Task – Your task is to output the entries below word for word.
^^^^
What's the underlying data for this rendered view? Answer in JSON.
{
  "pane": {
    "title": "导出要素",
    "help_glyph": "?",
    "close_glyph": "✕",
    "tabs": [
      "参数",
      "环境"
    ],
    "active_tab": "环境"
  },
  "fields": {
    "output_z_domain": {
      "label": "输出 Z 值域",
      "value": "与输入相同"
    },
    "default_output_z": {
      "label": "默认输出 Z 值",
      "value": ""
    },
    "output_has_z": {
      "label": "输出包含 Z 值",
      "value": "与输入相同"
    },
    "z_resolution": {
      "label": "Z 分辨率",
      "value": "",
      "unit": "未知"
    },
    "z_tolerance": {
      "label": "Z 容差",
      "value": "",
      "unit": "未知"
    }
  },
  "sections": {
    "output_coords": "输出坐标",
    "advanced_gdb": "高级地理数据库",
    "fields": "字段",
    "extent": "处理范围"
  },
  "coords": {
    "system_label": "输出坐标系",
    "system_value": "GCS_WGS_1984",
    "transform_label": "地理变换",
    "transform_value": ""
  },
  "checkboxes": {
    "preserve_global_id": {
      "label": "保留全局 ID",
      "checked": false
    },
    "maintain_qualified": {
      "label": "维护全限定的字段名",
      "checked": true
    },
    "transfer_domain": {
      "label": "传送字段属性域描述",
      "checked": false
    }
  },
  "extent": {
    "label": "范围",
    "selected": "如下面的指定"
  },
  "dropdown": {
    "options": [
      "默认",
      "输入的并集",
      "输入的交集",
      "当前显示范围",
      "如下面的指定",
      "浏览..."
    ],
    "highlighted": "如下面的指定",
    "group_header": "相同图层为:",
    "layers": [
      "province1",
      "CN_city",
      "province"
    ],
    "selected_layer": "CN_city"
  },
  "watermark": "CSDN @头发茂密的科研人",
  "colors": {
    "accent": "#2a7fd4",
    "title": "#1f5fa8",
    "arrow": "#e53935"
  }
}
^^^^
Output of the task –
What's the underlying data for this rendered view? Answer in JSON.
{
  "pane": {
    "title": "导出要素",
    "help_glyph": "?",
    "close_glyph": "✕",
    "tabs": [
      "参数",
      "环境"
    ],
    "active_tab": "环境"
  },
  "fields": {
    "output_z_domain": {
      "label": "输出 Z 值域",
      "value": "与输入相同"
    },
    "default_output_z": {
      "label": "默认输出 Z 值",
      "value": ""
    },
    "output_has_z": {
      "label": "输出包含 Z 值",
      "value": "与输入相同"
    },
    "z_resolution": {
      "label": "Z 分辨率",
      "value": "",
      "unit": "未知"
    },
    "z_tolerance": {
      "label": "Z 容差",
      "value": "",
      "unit": "未知"
    }
  },
  "sections": {
    "output_coords": "输出坐标",
    "advanced_gdb": "高级地理数据库",
    "fields": "字段",
    "extent": "处理范围"
  },
  "coords": {
    "system_label": "输出坐标系",
    "system_value": "GCS_WGS_1984",
    "transform_label": "地理变换",
    "transform_value": ""
  },
  "checkboxes": {
    "preserve_global_id": {
      "label": "保留全局 ID",
      "checked": false
    },
    "maintain_qualified": {
      "label": "维护全限定的字段名",
      "checked": true
    },
    "transfer_domain": {
      "label": "传送字段属性域描述",
      "checked": false
    }
  },
  "extent": {
    "label": "范围",
    "selected": "如下面的指定"
  },
  "dropdown": {
    "options": [
      "默认",
      "输入的并集",
      "输入的交集",
      "当前显示范围",
      "如下面的指定",
      "浏览..."
    ],
    "highlighted": "如下面的指定",
    "group_header": "相同图层为:",
    "layers": [
      "province1",
      "CN_city",
      "province"
    ],
    "selected_layer": "CN_city"
  },
  "watermark": "CSDN @头发茂密的科研人",
  "colors": {
    "accent": "#2a7fd4",
    "title": "#1f5fa8",
    "arrow": "#e53935"
  }
}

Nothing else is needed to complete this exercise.